• _Problem description_:
Scan the listing that follows and report how many lines contain "this". Write the number alone.

• _Records to use_:
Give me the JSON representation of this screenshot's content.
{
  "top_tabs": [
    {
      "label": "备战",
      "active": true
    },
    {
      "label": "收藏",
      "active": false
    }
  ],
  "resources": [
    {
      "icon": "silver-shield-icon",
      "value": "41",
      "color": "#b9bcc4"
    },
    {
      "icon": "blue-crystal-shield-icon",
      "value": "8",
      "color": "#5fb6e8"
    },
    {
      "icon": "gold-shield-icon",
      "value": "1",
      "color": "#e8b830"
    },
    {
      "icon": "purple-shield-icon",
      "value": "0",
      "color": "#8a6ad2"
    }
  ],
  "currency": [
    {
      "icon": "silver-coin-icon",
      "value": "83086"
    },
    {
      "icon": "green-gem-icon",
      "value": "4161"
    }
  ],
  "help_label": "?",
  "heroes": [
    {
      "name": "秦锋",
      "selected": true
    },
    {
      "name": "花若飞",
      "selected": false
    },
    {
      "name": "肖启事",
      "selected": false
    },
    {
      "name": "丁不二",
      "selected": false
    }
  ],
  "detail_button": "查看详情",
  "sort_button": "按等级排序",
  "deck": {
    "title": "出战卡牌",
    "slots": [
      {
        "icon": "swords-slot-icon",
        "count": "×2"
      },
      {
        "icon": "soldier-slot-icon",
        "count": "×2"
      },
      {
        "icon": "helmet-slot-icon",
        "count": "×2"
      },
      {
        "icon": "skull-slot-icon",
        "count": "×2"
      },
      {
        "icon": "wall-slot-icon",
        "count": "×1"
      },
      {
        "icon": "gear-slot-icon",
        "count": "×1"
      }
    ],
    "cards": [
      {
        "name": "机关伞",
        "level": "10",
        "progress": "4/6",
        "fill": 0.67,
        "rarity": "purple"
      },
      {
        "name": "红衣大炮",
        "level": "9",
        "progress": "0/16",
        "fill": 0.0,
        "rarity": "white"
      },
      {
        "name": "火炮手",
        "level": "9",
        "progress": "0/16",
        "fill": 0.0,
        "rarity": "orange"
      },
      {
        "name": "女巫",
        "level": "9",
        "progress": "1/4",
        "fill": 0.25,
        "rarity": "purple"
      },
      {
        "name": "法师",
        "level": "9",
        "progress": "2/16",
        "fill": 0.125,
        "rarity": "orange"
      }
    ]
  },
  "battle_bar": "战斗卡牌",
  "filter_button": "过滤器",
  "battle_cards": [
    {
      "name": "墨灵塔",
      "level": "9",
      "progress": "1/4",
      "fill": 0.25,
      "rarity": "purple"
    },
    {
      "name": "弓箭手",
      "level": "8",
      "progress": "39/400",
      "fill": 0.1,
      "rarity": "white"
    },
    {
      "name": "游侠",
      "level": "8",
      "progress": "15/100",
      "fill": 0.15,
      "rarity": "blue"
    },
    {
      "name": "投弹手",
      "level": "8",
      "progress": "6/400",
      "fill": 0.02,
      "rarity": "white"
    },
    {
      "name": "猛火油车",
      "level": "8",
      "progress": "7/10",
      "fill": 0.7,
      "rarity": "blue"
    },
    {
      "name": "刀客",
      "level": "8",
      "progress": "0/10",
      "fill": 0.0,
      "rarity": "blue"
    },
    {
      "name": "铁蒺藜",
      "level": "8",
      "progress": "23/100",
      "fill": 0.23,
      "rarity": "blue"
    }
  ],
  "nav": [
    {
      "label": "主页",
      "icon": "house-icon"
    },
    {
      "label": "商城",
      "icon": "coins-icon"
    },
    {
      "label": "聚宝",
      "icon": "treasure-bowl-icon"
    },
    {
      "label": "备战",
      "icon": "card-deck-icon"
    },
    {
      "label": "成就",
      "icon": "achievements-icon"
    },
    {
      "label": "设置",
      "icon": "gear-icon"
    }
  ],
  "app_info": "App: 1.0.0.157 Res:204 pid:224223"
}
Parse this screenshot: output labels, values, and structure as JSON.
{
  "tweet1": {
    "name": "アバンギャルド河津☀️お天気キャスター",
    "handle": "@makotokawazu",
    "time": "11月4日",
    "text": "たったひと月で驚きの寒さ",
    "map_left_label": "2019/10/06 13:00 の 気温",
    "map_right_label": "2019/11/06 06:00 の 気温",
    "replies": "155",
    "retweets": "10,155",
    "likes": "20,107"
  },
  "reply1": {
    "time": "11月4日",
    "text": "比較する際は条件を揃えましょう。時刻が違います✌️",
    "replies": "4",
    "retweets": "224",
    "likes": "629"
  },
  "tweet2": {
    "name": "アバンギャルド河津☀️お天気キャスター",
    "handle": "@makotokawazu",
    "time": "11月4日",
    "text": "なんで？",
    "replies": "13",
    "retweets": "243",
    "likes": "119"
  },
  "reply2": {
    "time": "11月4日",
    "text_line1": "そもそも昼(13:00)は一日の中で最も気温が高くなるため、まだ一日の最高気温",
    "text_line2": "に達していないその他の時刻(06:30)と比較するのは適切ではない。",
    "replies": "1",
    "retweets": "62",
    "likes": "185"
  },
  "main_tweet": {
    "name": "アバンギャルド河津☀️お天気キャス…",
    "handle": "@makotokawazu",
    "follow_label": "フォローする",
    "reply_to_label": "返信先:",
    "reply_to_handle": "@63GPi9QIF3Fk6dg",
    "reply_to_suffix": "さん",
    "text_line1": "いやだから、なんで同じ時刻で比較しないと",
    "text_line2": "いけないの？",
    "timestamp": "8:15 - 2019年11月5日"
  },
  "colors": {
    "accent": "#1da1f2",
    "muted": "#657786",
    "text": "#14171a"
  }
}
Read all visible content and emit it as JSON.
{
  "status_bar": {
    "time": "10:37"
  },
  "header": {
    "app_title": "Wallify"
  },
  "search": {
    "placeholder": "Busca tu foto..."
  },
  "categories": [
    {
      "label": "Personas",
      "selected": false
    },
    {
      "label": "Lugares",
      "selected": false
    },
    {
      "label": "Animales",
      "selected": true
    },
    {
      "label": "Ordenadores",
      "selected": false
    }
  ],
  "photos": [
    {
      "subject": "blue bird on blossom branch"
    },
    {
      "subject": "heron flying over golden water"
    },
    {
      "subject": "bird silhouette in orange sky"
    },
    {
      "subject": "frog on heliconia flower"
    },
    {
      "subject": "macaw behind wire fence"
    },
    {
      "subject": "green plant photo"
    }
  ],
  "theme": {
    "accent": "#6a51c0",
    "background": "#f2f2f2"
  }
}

• _Reply to the task_:
2